| EXERCISE DIRECTIONS |
Reproduce the rows from the line containing "cell-pre: 2.475 <box>280 649 524 695</box>" through the line containing "note-text: Note: Navassa", including both of those lines and nothing else.
** Begin TASK MATERIAL **
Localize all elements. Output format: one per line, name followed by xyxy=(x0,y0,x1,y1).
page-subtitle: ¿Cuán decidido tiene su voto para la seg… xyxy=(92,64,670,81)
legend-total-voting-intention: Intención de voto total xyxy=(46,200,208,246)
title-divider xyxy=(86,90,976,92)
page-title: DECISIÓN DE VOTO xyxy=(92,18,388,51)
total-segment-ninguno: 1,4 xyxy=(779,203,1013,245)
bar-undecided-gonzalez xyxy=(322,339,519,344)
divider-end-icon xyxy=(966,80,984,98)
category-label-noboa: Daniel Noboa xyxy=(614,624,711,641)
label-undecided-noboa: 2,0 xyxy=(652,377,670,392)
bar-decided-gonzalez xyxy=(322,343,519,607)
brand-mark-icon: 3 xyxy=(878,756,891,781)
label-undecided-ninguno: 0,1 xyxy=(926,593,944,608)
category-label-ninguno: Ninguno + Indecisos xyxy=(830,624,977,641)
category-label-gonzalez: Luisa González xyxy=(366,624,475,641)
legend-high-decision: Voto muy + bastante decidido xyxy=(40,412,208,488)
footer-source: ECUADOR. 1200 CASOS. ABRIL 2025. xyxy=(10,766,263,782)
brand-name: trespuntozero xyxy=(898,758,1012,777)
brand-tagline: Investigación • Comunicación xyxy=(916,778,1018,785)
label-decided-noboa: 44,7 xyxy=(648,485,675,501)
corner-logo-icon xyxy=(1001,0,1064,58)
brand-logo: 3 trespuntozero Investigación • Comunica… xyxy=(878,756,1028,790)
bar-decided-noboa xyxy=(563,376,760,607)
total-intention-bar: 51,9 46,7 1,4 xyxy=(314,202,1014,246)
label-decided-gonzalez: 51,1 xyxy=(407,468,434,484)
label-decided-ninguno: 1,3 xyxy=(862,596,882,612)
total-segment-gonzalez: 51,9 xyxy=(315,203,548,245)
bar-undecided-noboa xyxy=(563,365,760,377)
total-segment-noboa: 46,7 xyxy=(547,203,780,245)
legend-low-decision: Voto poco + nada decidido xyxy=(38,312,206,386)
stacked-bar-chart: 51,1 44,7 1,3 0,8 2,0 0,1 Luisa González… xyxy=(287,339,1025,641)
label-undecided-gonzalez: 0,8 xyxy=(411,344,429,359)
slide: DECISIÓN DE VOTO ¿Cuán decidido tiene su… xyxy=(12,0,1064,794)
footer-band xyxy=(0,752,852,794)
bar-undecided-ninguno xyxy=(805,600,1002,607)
** End TASK MATERIAL **
** Begin TASK MATERIAL **
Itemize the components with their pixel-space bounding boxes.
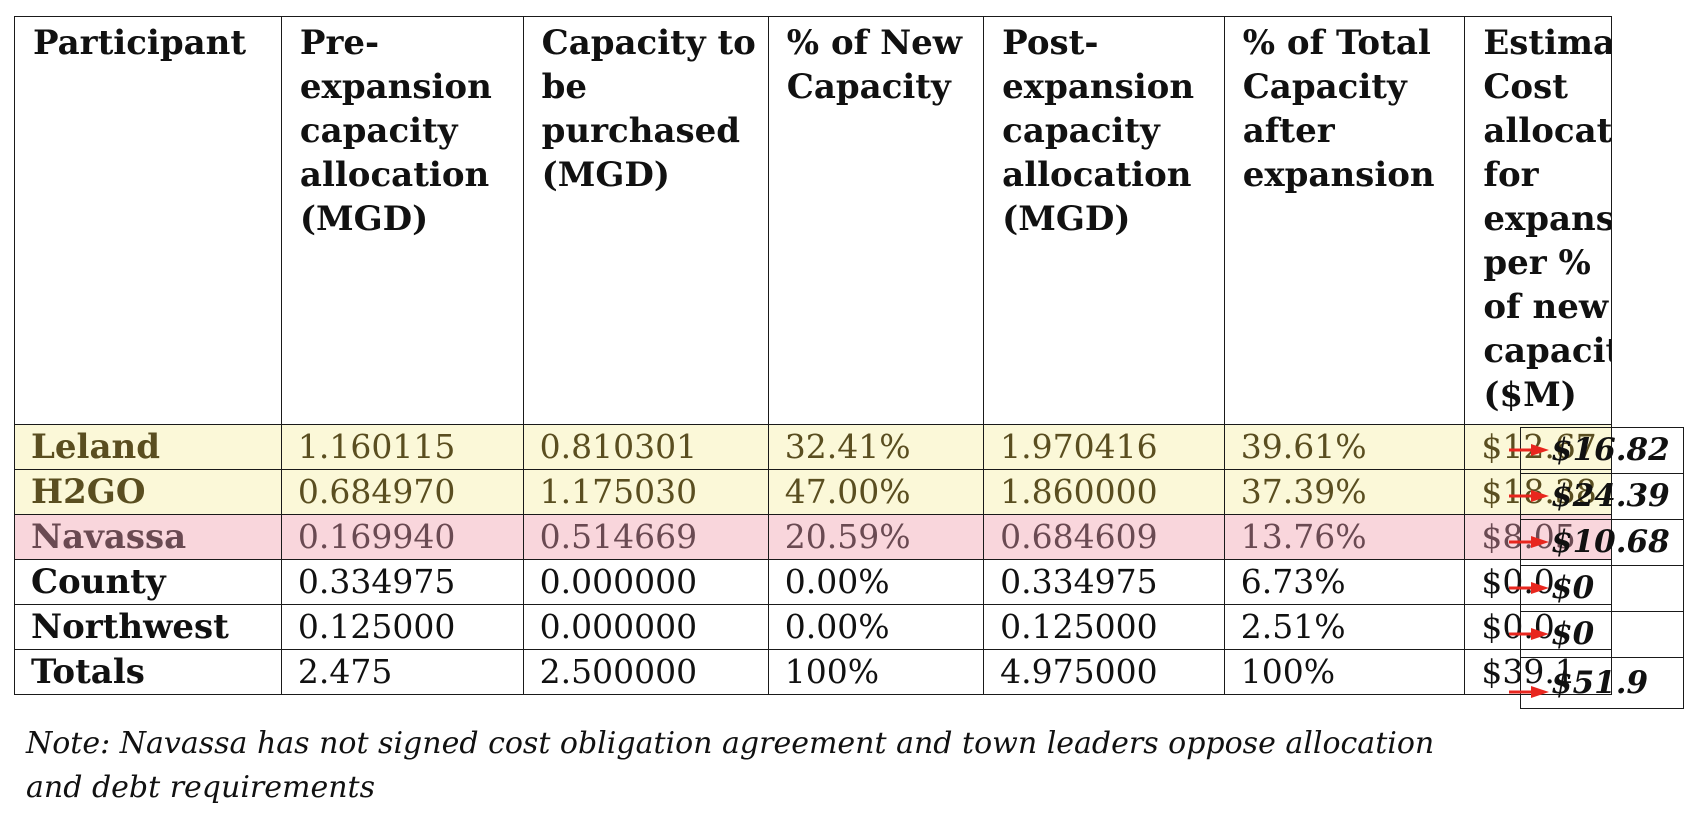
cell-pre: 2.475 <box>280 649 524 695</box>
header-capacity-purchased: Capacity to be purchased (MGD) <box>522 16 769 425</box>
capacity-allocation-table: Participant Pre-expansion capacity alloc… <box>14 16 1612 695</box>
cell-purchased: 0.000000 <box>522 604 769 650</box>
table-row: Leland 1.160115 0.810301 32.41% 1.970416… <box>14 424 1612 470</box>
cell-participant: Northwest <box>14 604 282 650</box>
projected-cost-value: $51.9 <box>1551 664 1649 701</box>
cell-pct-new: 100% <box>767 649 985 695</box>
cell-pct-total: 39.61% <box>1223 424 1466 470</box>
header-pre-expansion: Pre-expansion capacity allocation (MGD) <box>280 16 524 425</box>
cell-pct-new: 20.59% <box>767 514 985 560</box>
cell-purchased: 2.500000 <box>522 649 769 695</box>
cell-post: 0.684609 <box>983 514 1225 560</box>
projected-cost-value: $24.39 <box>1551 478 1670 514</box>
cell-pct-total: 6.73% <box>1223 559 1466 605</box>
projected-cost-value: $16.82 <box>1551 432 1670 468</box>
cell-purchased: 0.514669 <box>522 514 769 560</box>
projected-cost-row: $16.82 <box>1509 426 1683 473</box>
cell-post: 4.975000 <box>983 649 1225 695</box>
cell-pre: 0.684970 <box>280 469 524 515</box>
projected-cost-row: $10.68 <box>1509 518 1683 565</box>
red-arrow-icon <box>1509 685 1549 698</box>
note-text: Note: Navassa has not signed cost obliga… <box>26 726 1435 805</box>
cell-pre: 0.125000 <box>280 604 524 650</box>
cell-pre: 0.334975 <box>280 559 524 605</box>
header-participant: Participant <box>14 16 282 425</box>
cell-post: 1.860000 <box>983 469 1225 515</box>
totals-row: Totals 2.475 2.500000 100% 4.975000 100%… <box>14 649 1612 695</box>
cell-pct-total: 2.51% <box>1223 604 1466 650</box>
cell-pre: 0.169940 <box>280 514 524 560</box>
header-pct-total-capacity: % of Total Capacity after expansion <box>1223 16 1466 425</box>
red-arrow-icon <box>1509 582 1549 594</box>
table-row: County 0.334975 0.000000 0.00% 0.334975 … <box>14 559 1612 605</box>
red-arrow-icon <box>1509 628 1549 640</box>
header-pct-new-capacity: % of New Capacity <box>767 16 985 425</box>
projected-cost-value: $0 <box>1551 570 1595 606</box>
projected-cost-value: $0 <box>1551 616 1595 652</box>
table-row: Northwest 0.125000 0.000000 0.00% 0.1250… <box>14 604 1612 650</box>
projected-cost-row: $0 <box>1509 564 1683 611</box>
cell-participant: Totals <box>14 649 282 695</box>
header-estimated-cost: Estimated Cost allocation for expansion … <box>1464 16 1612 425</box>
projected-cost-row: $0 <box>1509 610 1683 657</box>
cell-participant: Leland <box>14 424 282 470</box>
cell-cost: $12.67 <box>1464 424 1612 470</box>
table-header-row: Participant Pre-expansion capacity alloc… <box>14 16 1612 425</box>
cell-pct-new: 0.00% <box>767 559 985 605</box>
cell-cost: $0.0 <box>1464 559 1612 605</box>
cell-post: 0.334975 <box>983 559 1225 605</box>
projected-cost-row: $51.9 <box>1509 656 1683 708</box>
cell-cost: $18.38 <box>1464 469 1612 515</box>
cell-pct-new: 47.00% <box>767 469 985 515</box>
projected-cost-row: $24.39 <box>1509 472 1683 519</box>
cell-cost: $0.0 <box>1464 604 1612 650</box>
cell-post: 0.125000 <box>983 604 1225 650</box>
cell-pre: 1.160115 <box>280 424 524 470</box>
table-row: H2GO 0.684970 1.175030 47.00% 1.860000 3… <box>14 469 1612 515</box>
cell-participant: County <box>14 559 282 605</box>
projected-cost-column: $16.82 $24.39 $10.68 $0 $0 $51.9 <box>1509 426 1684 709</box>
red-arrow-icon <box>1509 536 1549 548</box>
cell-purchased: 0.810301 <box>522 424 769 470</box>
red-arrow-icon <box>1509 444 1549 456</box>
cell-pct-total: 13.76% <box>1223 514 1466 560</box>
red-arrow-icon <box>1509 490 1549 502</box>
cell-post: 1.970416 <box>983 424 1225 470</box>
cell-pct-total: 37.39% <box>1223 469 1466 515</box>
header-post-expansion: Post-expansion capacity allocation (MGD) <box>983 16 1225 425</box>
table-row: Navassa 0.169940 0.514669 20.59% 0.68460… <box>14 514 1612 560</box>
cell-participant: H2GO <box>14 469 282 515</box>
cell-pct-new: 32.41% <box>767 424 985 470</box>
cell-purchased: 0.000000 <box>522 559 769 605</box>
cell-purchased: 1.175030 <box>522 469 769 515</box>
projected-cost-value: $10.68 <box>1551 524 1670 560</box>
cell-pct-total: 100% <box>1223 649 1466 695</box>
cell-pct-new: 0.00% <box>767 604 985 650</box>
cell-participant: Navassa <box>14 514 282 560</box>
** End TASK MATERIAL **
| SOLUTION FOR THIS EXERCISE |
cell-pre: 2.475 <box>280 649 524 695</box>
header-capacity-purchased: Capacity to be purchased (MGD) <box>522 16 769 425</box>
capacity-allocation-table: Participant Pre-expansion capacity alloc… <box>14 16 1612 695</box>
cell-purchased: 0.000000 <box>522 604 769 650</box>
table-row: Leland 1.160115 0.810301 32.41% 1.970416… <box>14 424 1612 470</box>
cell-participant: Northwest <box>14 604 282 650</box>
projected-cost-value: $51.9 <box>1551 664 1649 701</box>
cell-pct-new: 100% <box>767 649 985 695</box>
cell-pct-total: 39.61% <box>1223 424 1466 470</box>
header-pre-expansion: Pre-expansion capacity allocation (MGD) <box>280 16 524 425</box>
cell-pct-new: 20.59% <box>767 514 985 560</box>
cell-purchased: 2.500000 <box>522 649 769 695</box>
cell-post: 0.684609 <box>983 514 1225 560</box>
projected-cost-value: $24.39 <box>1551 478 1670 514</box>
cell-pct-total: 6.73% <box>1223 559 1466 605</box>
projected-cost-value: $16.82 <box>1551 432 1670 468</box>
cell-purchased: 0.514669 <box>522 514 769 560</box>
projected-cost-row: $16.82 <box>1509 426 1683 473</box>
cell-post: 4.975000 <box>983 649 1225 695</box>
cell-pre: 0.684970 <box>280 469 524 515</box>
projected-cost-row: $10.68 <box>1509 518 1683 565</box>
red-arrow-icon <box>1509 685 1549 698</box>
note-text: Note: Navassa has not signed cost obliga… <box>26 726 1435 805</box>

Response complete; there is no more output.